● **REQUIRED WORK**:
Give the number of lines in the data that contain "What", and nothing more.
··· DATA RECORDS
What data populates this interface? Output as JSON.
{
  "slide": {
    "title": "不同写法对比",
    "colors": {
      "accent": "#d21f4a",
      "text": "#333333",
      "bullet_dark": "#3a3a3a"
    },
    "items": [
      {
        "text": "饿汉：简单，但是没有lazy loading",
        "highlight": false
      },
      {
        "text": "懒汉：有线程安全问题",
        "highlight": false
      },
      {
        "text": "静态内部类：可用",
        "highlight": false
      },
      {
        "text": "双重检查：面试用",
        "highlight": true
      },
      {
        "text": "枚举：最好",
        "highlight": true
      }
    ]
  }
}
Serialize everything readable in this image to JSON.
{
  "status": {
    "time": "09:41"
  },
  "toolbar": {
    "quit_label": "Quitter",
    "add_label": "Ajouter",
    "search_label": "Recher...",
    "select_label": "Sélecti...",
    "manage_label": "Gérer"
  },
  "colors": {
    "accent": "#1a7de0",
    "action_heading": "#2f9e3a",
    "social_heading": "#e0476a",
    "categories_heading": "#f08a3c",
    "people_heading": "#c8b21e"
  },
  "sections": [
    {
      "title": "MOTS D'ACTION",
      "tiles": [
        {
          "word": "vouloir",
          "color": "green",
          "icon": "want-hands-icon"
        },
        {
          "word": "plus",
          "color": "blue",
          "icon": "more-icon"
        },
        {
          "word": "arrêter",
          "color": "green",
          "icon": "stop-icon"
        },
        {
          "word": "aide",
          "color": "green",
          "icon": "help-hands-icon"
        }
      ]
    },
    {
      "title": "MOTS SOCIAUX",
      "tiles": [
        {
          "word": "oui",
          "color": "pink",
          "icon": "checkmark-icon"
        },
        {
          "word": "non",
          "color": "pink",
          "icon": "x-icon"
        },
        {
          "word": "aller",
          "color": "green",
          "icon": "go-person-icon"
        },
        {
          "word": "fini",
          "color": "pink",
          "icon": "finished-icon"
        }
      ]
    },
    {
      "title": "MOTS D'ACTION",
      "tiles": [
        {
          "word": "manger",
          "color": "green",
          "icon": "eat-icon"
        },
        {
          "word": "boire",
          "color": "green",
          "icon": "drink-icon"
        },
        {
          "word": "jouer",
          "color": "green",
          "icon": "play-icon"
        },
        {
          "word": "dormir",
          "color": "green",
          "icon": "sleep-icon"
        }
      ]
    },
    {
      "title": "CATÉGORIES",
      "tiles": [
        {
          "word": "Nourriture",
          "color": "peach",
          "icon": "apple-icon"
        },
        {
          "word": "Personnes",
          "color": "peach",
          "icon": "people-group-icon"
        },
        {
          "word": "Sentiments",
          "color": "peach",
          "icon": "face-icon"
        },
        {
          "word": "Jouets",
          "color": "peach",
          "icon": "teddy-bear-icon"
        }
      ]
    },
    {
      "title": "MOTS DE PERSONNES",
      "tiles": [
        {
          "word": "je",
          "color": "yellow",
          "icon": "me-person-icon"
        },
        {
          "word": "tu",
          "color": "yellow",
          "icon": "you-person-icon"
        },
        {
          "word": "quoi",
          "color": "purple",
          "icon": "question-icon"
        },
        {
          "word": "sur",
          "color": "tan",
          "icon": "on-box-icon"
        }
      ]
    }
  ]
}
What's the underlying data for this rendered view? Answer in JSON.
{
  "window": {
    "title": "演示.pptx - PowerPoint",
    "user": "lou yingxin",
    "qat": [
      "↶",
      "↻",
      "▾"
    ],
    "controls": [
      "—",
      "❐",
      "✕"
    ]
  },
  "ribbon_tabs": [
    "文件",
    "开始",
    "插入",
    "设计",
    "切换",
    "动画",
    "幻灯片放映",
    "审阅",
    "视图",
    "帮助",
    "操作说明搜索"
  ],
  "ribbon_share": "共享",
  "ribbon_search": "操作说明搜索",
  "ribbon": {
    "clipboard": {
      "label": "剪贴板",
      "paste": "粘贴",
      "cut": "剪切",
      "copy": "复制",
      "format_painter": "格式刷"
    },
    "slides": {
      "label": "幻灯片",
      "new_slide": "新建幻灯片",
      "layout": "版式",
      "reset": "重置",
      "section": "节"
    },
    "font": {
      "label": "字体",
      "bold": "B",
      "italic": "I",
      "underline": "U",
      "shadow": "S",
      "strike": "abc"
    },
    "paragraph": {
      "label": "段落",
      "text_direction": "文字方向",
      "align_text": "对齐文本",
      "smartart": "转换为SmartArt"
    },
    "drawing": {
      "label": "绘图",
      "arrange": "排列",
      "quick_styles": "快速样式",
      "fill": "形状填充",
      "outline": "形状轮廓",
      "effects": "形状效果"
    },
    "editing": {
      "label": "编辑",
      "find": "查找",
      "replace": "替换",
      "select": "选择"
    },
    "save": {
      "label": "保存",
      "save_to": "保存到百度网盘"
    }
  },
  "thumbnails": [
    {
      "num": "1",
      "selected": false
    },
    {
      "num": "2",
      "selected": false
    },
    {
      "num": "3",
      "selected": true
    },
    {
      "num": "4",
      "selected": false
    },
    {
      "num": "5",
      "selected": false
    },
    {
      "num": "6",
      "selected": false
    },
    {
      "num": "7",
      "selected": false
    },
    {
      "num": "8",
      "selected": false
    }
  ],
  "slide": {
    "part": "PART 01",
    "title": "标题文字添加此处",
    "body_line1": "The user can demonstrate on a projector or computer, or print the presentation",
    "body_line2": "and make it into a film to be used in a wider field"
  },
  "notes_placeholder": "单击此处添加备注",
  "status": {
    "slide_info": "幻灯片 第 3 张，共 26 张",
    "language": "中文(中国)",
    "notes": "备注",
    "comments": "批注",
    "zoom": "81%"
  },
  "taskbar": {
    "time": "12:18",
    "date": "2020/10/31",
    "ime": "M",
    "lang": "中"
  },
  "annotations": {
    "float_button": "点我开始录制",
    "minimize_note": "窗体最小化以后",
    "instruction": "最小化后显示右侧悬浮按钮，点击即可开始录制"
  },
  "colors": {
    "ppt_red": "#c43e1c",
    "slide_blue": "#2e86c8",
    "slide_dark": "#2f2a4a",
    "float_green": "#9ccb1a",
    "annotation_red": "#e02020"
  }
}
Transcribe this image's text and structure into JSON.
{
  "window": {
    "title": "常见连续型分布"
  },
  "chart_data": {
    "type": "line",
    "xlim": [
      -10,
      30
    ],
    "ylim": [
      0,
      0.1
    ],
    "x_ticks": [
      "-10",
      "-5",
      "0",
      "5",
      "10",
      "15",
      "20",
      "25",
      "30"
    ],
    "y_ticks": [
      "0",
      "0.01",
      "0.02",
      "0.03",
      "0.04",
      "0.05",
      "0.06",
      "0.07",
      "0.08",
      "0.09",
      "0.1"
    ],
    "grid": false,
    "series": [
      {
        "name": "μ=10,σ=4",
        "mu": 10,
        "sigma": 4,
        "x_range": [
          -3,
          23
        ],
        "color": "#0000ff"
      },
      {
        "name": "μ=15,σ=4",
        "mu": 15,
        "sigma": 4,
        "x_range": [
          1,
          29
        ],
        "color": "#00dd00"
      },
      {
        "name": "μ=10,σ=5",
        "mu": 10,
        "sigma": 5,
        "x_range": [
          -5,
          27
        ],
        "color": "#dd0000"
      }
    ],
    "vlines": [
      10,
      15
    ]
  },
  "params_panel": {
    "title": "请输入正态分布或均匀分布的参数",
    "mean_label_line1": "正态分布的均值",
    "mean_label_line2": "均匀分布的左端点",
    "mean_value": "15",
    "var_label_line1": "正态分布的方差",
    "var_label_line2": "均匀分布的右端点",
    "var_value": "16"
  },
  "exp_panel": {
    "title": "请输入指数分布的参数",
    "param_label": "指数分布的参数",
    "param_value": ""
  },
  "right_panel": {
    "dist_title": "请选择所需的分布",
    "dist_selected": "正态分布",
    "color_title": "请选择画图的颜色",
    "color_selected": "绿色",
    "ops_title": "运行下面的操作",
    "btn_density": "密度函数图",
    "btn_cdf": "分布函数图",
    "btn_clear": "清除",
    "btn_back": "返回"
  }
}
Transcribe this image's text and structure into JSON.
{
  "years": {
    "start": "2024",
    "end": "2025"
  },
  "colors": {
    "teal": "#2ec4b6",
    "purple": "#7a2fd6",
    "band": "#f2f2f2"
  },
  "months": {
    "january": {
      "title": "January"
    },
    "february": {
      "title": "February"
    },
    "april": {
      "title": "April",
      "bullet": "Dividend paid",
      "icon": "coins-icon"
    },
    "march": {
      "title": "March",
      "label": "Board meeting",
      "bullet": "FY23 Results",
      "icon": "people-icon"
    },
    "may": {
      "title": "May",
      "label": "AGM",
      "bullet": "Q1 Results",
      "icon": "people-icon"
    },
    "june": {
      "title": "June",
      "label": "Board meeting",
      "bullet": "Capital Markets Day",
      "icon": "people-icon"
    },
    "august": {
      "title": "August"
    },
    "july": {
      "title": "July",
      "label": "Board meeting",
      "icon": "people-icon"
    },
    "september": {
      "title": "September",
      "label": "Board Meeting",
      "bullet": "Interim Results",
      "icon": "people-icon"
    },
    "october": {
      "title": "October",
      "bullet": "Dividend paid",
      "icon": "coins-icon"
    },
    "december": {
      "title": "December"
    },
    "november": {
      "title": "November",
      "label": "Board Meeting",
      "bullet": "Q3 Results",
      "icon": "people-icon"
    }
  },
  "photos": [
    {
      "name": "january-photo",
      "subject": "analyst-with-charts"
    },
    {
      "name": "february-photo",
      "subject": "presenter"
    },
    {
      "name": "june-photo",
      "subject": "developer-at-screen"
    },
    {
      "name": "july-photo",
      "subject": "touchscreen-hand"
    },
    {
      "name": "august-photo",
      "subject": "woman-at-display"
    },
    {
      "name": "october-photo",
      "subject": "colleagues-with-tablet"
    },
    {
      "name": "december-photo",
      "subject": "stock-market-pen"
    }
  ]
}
······
● **THE RESULT**:
2